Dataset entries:
>>>
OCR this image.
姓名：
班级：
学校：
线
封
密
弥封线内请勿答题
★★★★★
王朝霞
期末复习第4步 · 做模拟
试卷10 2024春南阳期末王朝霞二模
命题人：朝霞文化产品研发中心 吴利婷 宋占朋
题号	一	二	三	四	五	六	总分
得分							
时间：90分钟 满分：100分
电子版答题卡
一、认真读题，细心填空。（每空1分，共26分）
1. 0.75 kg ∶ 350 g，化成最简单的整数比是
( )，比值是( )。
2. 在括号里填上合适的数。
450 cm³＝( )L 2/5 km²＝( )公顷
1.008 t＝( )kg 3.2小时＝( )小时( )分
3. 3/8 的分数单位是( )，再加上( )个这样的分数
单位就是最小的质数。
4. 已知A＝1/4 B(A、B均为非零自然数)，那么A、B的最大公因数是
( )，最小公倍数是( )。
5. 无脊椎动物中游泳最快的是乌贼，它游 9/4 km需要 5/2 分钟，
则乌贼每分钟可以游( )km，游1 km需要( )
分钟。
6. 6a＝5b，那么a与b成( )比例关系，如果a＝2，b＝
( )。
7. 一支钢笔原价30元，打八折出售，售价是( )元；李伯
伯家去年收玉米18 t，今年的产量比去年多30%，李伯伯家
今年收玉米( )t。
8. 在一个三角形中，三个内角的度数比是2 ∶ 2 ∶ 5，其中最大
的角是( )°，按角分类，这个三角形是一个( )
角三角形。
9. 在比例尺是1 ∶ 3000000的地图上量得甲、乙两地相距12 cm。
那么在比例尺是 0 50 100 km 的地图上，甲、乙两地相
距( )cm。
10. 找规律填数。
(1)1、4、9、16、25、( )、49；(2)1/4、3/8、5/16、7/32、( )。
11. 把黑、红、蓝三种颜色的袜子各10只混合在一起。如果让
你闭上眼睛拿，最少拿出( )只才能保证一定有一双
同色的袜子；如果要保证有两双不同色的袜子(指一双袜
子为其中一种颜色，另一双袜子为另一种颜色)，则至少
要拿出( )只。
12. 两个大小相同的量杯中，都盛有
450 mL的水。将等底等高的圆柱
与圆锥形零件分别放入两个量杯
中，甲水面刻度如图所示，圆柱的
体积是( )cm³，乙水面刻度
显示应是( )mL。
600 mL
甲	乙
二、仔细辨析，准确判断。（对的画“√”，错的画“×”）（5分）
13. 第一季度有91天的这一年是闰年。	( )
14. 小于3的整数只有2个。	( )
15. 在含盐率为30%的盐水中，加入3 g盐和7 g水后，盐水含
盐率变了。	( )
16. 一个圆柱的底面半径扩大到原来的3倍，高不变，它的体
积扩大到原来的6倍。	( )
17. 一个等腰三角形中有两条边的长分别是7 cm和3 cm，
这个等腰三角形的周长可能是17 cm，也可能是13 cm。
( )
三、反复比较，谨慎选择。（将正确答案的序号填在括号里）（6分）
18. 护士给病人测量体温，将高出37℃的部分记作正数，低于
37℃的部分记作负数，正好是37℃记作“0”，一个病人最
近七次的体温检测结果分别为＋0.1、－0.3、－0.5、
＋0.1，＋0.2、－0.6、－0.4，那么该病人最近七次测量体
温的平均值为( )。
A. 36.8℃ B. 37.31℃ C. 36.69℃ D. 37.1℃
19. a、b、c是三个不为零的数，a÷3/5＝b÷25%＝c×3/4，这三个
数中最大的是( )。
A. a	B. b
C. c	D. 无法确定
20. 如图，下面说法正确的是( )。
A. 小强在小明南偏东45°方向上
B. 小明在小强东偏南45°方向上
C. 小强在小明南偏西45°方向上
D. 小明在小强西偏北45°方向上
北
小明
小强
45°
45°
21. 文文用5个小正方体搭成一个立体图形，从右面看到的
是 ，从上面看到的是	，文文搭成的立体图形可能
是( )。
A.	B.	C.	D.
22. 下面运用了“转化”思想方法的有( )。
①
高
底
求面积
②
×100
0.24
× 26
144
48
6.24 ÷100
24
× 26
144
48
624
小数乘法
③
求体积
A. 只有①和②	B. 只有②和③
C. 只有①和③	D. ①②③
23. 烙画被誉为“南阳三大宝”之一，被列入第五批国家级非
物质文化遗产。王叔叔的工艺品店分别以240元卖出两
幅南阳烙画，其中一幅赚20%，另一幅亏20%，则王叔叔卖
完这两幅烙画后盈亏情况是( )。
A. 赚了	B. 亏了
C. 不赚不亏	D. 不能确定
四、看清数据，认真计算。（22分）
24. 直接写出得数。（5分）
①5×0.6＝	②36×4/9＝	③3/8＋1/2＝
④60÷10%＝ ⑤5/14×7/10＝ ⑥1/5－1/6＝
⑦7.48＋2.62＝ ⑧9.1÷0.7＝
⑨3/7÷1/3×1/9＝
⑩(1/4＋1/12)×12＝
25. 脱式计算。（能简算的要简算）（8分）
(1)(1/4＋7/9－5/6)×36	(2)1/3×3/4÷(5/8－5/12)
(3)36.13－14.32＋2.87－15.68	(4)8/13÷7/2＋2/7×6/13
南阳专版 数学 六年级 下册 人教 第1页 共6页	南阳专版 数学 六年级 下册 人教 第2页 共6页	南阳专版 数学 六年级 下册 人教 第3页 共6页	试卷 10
<<<
> **Do this**:
From the records above, extract everything verbatim.

> **The solution**:
OCR this image.
姓名：
班级：
学校：
线
封
密
弥封线内请勿答题
★★★★★
王朝霞
期末复习第4步 · 做模拟
试卷10 2024春南阳期末王朝霞二模
命题人：朝霞文化产品研发中心 吴利婷 宋占朋
题号	一	二	三	四	五	六	总分
得分							
时间：90分钟 满分：100分
电子版答题卡
一、认真读题，细心填空。（每空1分，共26分）
1. 0.75 kg ∶ 350 g，化成最简单的整数比是
( )，比值是( )。
2. 在括号里填上合适的数。
450 cm³＝( )L 2/5 km²＝( )公顷
1.008 t＝( )kg 3.2小时＝( )小时( )分
3. 3/8 的分数单位是( )，再加上( )个这样的分数
单位就是最小的质数。
4. 已知A＝1/4 B(A、B均为非零自然数)，那么A、B的最大公因数是
( )，最小公倍数是( )。
5. 无脊椎动物中游泳最快的是乌贼，它游 9/4 km需要 5/2 分钟，
则乌贼每分钟可以游( )km，游1 km需要( )
分钟。
6. 6a＝5b，那么a与b成( )比例关系，如果a＝2，b＝
( )。
7. 一支钢笔原价30元，打八折出售，售价是( )元；李伯
伯家去年收玉米18 t，今年的产量比去年多30%，李伯伯家
今年收玉米( )t。
8. 在一个三角形中，三个内角的度数比是2 ∶ 2 ∶ 5，其中最大
的角是( )°，按角分类，这个三角形是一个( )
角三角形。
9. 在比例尺是1 ∶ 3000000的地图上量得甲、乙两地相距12 cm。
那么在比例尺是 0 50 100 km 的地图上，甲、乙两地相
距( )cm。
10. 找规律填数。
(1)1、4、9、16、25、( )、49；(2)1/4、3/8、5/16、7/32、( )。
11. 把黑、红、蓝三种颜色的袜子各10只混合在一起。如果让
你闭上眼睛拿，最少拿出( )只才能保证一定有一双
同色的袜子；如果要保证有两双不同色的袜子(指一双袜
子为其中一种颜色，另一双袜子为另一种颜色)，则至少
要拿出( )只。
12. 两个大小相同的量杯中，都盛有
450 mL的水。将等底等高的圆柱
与圆锥形零件分别放入两个量杯
中，甲水面刻度如图所示，圆柱的
体积是( )cm³，乙水面刻度
显示应是( )mL。
600 mL
甲	乙
二、仔细辨析，准确判断。（对的画“√”，错的画“×”）（5分）
13. 第一季度有91天的这一年是闰年。	( )
14. 小于3的整数只有2个。	( )
15. 在含盐率为30%的盐水中，加入3 g盐和7 g水后，盐水含
盐率变了。	( )
16. 一个圆柱的底面半径扩大到原来的3倍，高不变，它的体
积扩大到原来的6倍。	( )
17. 一个等腰三角形中有两条边的长分别是7 cm和3 cm，
这个等腰三角形的周长可能是17 cm，也可能是13 cm。
( )
三、反复比较，谨慎选择。（将正确答案的序号填在括号里）（6分）
18. 护士给病人测量体温，将高出37℃的部分记作正数，低于
37℃的部分记作负数，正好是37℃记作“0”，一个病人最
近七次的体温检测结果分别为＋0.1、－0.3、－0.5、
＋0.1，＋0.2、－0.6、－0.4，那么该病人最近七次测量体
温的平均值为( )。
A. 36.8℃ B. 37.31℃ C. 36.69℃ D. 37.1℃
19. a、b、c是三个不为零的数，a÷3/5＝b÷25%＝c×3/4，这三个
数中最大的是( )。
A. a	B. b
C. c	D. 无法确定
20. 如图，下面说法正确的是( )。
A. 小强在小明南偏东45°方向上
B. 小明在小强东偏南45°方向上
C. 小强在小明南偏西45°方向上
D. 小明在小强西偏北45°方向上
北
小明
小强
45°
45°
21. 文文用5个小正方体搭成一个立体图形，从右面看到的
是 ，从上面看到的是	，文文搭成的立体图形可能
是( )。
A.	B.	C.	D.
22. 下面运用了“转化”思想方法的有( )。
①
高
底
求面积
②
×100
0.24
× 26
144
48
6.24 ÷100
24
× 26
144
48
624
小数乘法
③
求体积
A. 只有①和②	B. 只有②和③
C. 只有①和③	D. ①②③
23. 烙画被誉为“南阳三大宝”之一，被列入第五批国家级非
物质文化遗产。王叔叔的工艺品店分别以240元卖出两
幅南阳烙画，其中一幅赚20%，另一幅亏20%，则王叔叔卖
完这两幅烙画后盈亏情况是( )。
A. 赚了	B. 亏了
C. 不赚不亏	D. 不能确定
四、看清数据，认真计算。（22分）
24. 直接写出得数。（5分）
①5×0.6＝	②36×4/9＝	③3/8＋1/2＝
④60÷10%＝ ⑤5/14×7/10＝ ⑥1/5－1/6＝
⑦7.48＋2.62＝ ⑧9.1÷0.7＝
⑨3/7÷1/3×1/9＝
⑩(1/4＋1/12)×12＝
25. 脱式计算。（能简算的要简算）（8分）
(1)(1/4＋7/9－5/6)×36	(2)1/3×3/4÷(5/8－5/12)
(3)36.13－14.32＋2.87－15.68	(4)8/13÷7/2＋2/7×6/13
南阳专版 数学 六年级 下册 人教 第1页 共6页	南阳专版 数学 六年级 下册 人教 第2页 共6页	南阳专版 数学 六年级 下册 人教 第3页 共6页	试卷 10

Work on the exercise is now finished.